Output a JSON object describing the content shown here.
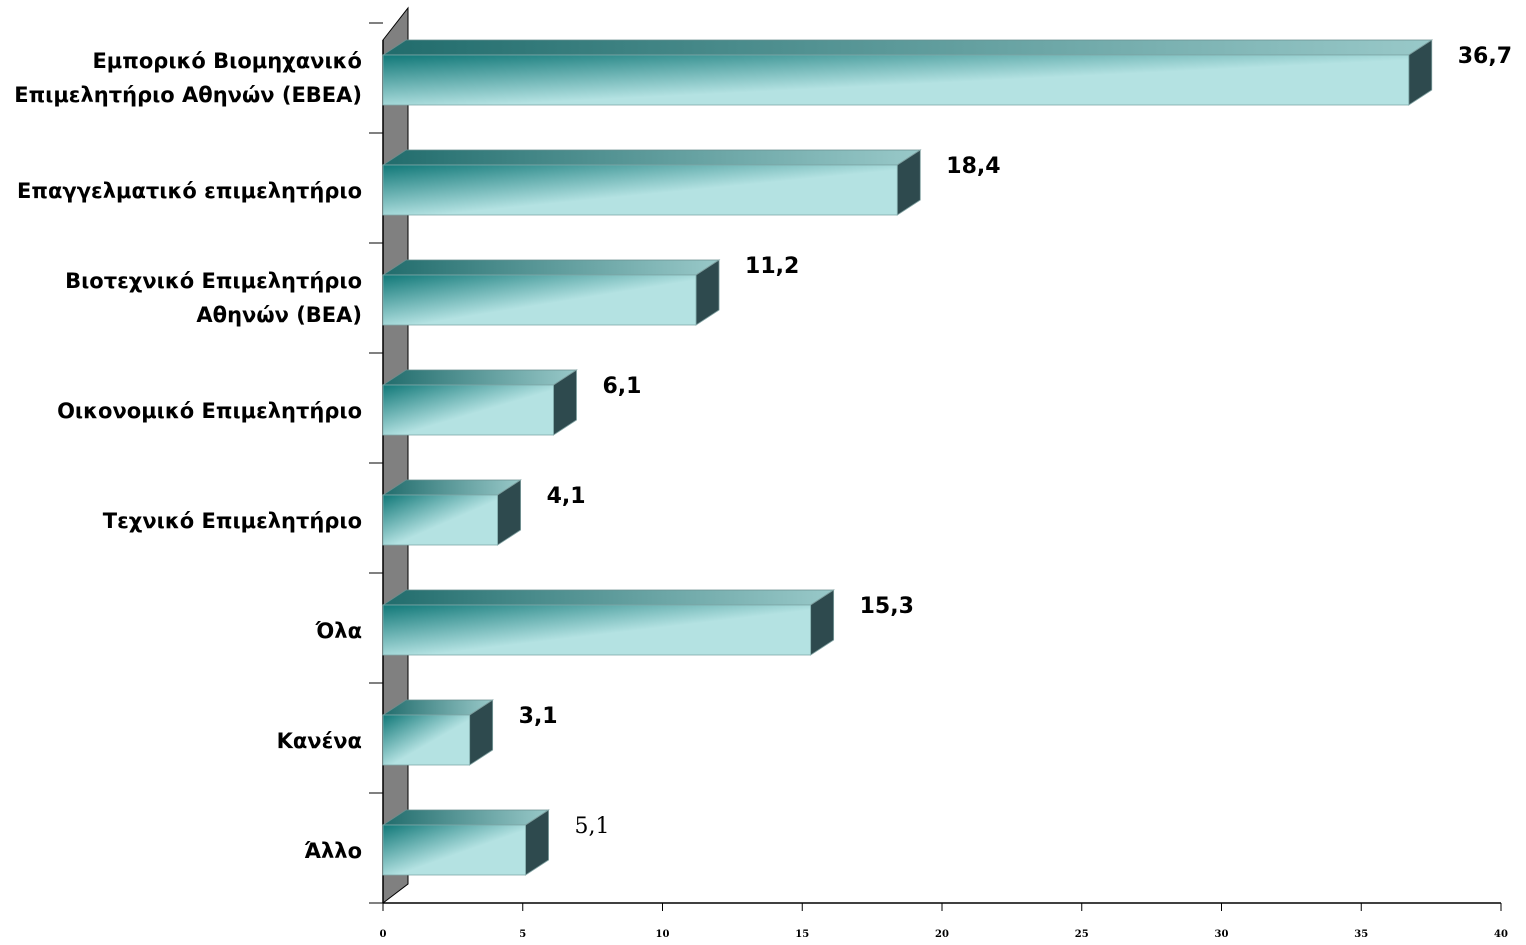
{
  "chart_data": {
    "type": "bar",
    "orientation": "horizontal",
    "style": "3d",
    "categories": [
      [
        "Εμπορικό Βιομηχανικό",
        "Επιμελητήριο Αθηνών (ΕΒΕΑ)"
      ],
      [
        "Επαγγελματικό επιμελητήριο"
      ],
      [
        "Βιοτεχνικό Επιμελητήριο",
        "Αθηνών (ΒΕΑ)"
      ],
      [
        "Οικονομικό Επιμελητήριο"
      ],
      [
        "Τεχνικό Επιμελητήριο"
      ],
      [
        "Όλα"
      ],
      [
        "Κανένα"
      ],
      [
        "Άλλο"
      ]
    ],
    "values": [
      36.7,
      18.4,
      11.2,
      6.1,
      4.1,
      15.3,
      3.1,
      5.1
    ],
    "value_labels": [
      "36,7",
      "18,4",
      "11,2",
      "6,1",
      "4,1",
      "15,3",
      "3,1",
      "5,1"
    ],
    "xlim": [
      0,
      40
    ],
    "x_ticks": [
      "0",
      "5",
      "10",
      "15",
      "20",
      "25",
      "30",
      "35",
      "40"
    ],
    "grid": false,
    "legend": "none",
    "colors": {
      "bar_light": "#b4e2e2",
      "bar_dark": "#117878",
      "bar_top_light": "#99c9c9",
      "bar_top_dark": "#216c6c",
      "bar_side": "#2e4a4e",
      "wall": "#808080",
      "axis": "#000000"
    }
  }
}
______________________________
» Exercise requirements
Copy down every line of the material above that includes the string "Αθηνών".

» Solution to the problem
        "Επιμελητήριο Αθηνών (ΕΒΕΑ)"
        "Αθηνών (ΒΕΑ)"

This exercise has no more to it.